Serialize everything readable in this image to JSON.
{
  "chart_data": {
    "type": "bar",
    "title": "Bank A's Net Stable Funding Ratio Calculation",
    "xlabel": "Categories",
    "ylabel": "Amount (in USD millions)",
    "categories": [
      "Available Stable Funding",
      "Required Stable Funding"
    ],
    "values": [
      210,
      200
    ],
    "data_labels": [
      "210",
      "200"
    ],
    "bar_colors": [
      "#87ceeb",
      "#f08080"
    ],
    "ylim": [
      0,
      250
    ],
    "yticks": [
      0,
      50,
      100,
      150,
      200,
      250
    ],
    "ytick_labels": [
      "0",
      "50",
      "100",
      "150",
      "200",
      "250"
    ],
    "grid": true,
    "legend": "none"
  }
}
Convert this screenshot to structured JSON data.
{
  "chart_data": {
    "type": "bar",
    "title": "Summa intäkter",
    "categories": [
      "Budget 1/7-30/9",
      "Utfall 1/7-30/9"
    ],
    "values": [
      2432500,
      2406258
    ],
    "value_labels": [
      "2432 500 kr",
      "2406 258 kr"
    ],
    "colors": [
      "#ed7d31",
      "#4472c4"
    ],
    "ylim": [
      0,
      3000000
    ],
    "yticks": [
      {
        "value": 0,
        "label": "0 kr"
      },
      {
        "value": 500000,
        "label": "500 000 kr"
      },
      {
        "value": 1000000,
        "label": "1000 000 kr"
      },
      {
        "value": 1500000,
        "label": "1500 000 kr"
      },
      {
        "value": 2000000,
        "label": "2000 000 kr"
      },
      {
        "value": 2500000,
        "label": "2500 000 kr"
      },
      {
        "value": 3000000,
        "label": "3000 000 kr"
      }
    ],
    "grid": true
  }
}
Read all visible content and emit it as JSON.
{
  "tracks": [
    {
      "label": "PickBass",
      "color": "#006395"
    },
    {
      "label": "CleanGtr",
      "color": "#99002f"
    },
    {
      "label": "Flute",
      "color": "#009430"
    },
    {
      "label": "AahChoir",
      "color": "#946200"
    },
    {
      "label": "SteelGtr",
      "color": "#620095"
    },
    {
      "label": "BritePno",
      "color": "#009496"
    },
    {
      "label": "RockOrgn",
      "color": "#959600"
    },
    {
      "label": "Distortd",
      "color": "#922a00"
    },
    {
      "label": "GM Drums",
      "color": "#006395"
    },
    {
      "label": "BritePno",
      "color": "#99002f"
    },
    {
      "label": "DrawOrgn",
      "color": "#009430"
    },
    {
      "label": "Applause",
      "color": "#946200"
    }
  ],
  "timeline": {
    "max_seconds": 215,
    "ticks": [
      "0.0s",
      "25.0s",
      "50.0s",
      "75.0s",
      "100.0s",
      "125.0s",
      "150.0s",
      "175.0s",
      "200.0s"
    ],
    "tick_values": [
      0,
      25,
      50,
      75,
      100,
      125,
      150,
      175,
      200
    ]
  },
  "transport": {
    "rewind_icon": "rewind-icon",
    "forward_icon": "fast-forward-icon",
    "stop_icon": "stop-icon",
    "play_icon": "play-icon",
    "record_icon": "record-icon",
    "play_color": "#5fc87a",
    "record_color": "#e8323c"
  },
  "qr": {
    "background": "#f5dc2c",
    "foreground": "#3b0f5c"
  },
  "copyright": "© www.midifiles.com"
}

● ● ● ● ● ● ●

__REQUIRED WORK__
The records above should be repeated in full, exactly as given.

__RESULT OF THE TASK__
Serialize everything readable in this image to JSON.
{
  "chart_data": {
    "type": "bar",
    "title": "Bank A's Net Stable Funding Ratio Calculation",
    "xlabel": "Categories",
    "ylabel": "Amount (in USD millions)",
    "categories": [
      "Available Stable Funding",
      "Required Stable Funding"
    ],
    "values": [
      210,
      200
    ],
    "data_labels": [
      "210",
      "200"
    ],
    "bar_colors": [
      "#87ceeb",
      "#f08080"
    ],
    "ylim": [
      0,
      250
    ],
    "yticks": [
      0,
      50,
      100,
      150,
      200,
      250
    ],
    "ytick_labels": [
      "0",
      "50",
      "100",
      "150",
      "200",
      "250"
    ],
    "grid": true,
    "legend": "none"
  }
}
Convert this screenshot to structured JSON data.
{
  "chart_data": {
    "type": "bar",
    "title": "Summa intäkter",
    "categories": [
      "Budget 1/7-30/9",
      "Utfall 1/7-30/9"
    ],
    "values": [
      2432500,
      2406258
    ],
    "value_labels": [
      "2432 500 kr",
      "2406 258 kr"
    ],
    "colors": [
      "#ed7d31",
      "#4472c4"
    ],
    "ylim": [
      0,
      3000000
    ],
    "yticks": [
      {
        "value": 0,
        "label": "0 kr"
      },
      {
        "value": 500000,
        "label": "500 000 kr"
      },
      {
        "value": 1000000,
        "label": "1000 000 kr"
      },
      {
        "value": 1500000,
        "label": "1500 000 kr"
      },
      {
        "value": 2000000,
        "label": "2000 000 kr"
      },
      {
        "value": 2500000,
        "label": "2500 000 kr"
      },
      {
        "value": 3000000,
        "label": "3000 000 kr"
      }
    ],
    "grid": true
  }
}
Read all visible content and emit it as JSON.
{
  "tracks": [
    {
      "label": "PickBass",
      "color": "#006395"
    },
    {
      "label": "CleanGtr",
      "color": "#99002f"
    },
    {
      "label": "Flute",
      "color": "#009430"
    },
    {
      "label": "AahChoir",
      "color": "#946200"
    },
    {
      "label": "SteelGtr",
      "color": "#620095"
    },
    {
      "label": "BritePno",
      "color": "#009496"
    },
    {
      "label": "RockOrgn",
      "color": "#959600"
    },
    {
      "label": "Distortd",
      "color": "#922a00"
    },
    {
      "label": "GM Drums",
      "color": "#006395"
    },
    {
      "label": "BritePno",
      "color": "#99002f"
    },
    {
      "label": "DrawOrgn",
      "color": "#009430"
    },
    {
      "label": "Applause",
      "color": "#946200"
    }
  ],
  "timeline": {
    "max_seconds": 215,
    "ticks": [
      "0.0s",
      "25.0s",
      "50.0s",
      "75.0s",
      "100.0s",
      "125.0s",
      "150.0s",
      "175.0s",
      "200.0s"
    ],
    "tick_values": [
      0,
      25,
      50,
      75,
      100,
      125,
      150,
      175,
      200
    ]
  },
  "transport": {
    "rewind_icon": "rewind-icon",
    "forward_icon": "fast-forward-icon",
    "stop_icon": "stop-icon",
    "play_icon": "play-icon",
    "record_icon": "record-icon",
    "play_color": "#5fc87a",
    "record_color": "#e8323c"
  },
  "qr": {
    "background": "#f5dc2c",
    "foreground": "#3b0f5c"
  },
  "copyright": "© www.midifiles.com"
}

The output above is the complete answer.